Reading passage.
[Start of Attachment]
How to optimise your Google Ads campaigns the right way and stop wasting money

If you’ve set up a Google Ads campaign and you’re not monitoring and optimising it constantly, you could be pouring money down the drain.

To make sure your investment pays off, you need to apply optimising tactics. By sticking to the fundamental rules of quality score, your campaigns can achieve the best results when your keywords enter Google’s auction.

This means you’ll get the lowest possible cost-per-click (CPC) and highest position ranking, effectively knocking off your competitors and earning the maximum amount of conversions your budget will allow.

How to optimise for the best quality score

Your quality score is made up of several factors, the most important of which is the relationship between the keyword, the ad copy, and the content on your landing page. Getting this right (or wrong) will determine your ad rank when you enter Google’s auction.
The diagram below compares different advertisers with different quality scores. The advertiser with the highest quality score will pay the lowest CPC, which generates more traffic for your budget.

Why you need fewer keywords

It’s important to start by controlling your ad groups. Each ad group should contain just one or two keywords. But most people use five to 10 keywords per ad group.

This is excessive: you can’t build effective ad copy with more than 10 different keywords. Creating separate ad groups for specific keywords lets you deliver custom messages, which is much more powerful.

Your advertising messages must contain the keywords. Matching your keyword/ad copy combinations as tightly as possible will increase your click-through rate (CTR), which will improve your quality score, and will eventually decrease your CPC. 

Why keyword research is so important

The Google Ads Keyword Planner tool is important when building keyword lists. It’s a free tool that lets you source keywords that validate your ideas by providing search volumes and suggested bids. This is a great way to discover new keywords and provide reasoning for the keywords you select in your campaign.

However, don’t get carried away with this free feature. You still need to carefully place your keywords within specific ad groups that have specific ad messages.
[End of Attachment]
Extracted material.
[Start of Attachment]
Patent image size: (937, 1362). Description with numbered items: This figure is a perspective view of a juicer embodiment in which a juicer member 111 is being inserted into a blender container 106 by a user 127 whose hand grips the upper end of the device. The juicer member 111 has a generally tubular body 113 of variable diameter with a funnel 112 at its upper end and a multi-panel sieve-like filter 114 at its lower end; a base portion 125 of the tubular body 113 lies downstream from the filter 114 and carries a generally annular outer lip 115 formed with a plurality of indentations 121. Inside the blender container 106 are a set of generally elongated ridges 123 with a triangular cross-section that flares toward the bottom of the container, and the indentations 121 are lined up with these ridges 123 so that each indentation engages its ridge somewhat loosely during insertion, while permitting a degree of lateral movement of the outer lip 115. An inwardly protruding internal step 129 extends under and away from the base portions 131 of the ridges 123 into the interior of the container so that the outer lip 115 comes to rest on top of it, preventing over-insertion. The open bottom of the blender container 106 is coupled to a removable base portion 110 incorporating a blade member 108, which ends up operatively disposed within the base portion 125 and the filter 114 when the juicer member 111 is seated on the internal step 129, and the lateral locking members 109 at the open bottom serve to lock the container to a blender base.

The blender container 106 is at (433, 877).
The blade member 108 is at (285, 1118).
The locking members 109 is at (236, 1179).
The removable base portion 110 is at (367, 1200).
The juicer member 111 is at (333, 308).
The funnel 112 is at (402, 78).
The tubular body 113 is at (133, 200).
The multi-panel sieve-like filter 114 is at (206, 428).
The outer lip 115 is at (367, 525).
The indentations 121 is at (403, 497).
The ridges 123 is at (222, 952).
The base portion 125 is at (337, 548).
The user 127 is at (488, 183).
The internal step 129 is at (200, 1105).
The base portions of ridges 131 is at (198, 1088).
[End of Attachment]
Task details. Below its title, what are all the section headings in the Google Ads article? The material has no connection to the Google Ads article.

Result of the exercise.
- How to optimise for the best quality score
- Why you need fewer keywords
- Why keyword research is so important